* [Do this] Please format the listing as a numbered list, starting with its first line and going on through the line containing "log-line: 7:53] 正在启动游戏主程序...", with blank lines left out.

* [Input]
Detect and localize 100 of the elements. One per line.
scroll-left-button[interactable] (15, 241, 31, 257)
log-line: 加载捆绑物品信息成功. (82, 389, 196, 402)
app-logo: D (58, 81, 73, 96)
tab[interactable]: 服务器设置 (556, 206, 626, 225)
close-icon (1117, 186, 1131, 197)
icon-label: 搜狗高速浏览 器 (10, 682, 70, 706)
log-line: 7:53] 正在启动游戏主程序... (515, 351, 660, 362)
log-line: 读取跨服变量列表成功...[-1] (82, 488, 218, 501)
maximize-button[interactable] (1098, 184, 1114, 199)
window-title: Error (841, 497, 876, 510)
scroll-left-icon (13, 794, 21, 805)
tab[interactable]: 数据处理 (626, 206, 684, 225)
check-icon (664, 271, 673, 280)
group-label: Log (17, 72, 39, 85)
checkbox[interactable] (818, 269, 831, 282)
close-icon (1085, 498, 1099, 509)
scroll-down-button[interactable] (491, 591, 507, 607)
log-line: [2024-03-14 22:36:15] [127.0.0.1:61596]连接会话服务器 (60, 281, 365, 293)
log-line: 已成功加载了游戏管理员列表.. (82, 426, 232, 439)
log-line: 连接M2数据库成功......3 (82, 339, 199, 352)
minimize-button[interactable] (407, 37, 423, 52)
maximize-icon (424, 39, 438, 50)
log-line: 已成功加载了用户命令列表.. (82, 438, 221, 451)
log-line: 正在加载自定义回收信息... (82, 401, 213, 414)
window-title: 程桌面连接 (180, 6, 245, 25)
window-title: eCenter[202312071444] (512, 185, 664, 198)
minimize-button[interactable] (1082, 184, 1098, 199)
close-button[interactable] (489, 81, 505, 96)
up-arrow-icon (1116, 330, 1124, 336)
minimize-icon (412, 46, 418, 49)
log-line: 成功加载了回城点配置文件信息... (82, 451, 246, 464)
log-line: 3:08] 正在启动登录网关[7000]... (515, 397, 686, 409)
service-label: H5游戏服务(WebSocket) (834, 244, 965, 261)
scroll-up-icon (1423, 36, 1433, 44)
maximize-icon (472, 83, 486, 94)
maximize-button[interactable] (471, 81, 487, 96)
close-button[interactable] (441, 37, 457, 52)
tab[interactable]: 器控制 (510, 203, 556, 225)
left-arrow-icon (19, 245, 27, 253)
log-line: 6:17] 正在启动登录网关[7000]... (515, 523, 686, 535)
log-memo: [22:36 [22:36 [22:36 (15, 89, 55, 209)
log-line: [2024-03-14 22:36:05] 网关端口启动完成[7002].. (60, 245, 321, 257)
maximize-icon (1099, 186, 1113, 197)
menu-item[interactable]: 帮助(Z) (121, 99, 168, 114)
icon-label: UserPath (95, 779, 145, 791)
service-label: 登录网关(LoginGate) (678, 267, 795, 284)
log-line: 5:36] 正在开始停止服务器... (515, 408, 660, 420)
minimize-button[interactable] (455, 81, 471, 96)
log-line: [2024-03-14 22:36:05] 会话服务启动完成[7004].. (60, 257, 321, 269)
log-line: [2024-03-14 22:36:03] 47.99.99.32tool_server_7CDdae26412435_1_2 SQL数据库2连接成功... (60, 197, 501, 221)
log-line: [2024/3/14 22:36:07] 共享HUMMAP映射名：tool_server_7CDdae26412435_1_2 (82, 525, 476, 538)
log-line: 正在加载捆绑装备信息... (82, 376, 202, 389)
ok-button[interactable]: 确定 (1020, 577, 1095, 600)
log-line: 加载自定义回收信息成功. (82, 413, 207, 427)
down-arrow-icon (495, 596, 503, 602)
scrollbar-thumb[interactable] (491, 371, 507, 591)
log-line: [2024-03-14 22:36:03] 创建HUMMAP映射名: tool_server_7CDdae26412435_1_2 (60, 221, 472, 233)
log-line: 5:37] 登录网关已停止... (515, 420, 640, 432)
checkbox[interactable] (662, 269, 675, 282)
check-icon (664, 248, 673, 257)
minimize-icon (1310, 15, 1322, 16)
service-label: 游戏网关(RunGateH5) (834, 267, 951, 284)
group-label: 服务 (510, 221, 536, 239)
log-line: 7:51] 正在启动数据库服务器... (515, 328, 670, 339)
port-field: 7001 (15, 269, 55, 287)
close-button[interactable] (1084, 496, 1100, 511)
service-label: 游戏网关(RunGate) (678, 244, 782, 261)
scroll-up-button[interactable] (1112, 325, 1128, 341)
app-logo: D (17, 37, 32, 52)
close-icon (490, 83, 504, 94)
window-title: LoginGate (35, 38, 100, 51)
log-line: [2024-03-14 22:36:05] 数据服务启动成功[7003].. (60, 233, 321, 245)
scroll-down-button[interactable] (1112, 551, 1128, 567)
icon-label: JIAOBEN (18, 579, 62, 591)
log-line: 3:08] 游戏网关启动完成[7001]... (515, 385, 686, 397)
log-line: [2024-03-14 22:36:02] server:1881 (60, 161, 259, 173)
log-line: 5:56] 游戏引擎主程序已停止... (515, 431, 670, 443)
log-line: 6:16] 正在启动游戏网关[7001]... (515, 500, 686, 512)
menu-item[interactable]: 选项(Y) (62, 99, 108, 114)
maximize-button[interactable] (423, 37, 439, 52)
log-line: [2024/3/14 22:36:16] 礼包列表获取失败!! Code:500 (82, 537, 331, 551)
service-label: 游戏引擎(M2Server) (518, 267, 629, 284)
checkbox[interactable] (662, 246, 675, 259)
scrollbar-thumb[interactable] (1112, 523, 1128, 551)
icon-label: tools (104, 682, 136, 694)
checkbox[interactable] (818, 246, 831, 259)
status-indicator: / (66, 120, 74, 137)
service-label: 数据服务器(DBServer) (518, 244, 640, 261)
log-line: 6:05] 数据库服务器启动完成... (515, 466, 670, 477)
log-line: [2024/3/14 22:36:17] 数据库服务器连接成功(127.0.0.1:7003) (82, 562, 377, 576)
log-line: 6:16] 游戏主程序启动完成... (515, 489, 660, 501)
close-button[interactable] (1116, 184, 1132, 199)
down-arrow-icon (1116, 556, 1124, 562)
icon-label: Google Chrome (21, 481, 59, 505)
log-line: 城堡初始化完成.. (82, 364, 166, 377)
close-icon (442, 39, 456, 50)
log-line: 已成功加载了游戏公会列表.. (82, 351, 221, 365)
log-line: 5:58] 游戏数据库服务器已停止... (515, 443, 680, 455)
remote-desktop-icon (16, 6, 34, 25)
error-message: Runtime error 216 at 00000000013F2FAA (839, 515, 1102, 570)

* [Solution for this task]
1. Detect and localize 100 of the elements. One per line.
2. scroll-left-button[interactable] (15, 241, 31, 257)
3. log-line: 加载捆绑物品信息成功. (82, 389, 196, 402)
4. app-logo: D (58, 81, 73, 96)
5. tab[interactable]: 服务器设置 (556, 206, 626, 225)
6. close-icon (1117, 186, 1131, 197)
7. icon-label: 搜狗高速浏览 器 (10, 682, 70, 706)
8. log-line: 7:53] 正在启动游戏主程序... (515, 351, 660, 362)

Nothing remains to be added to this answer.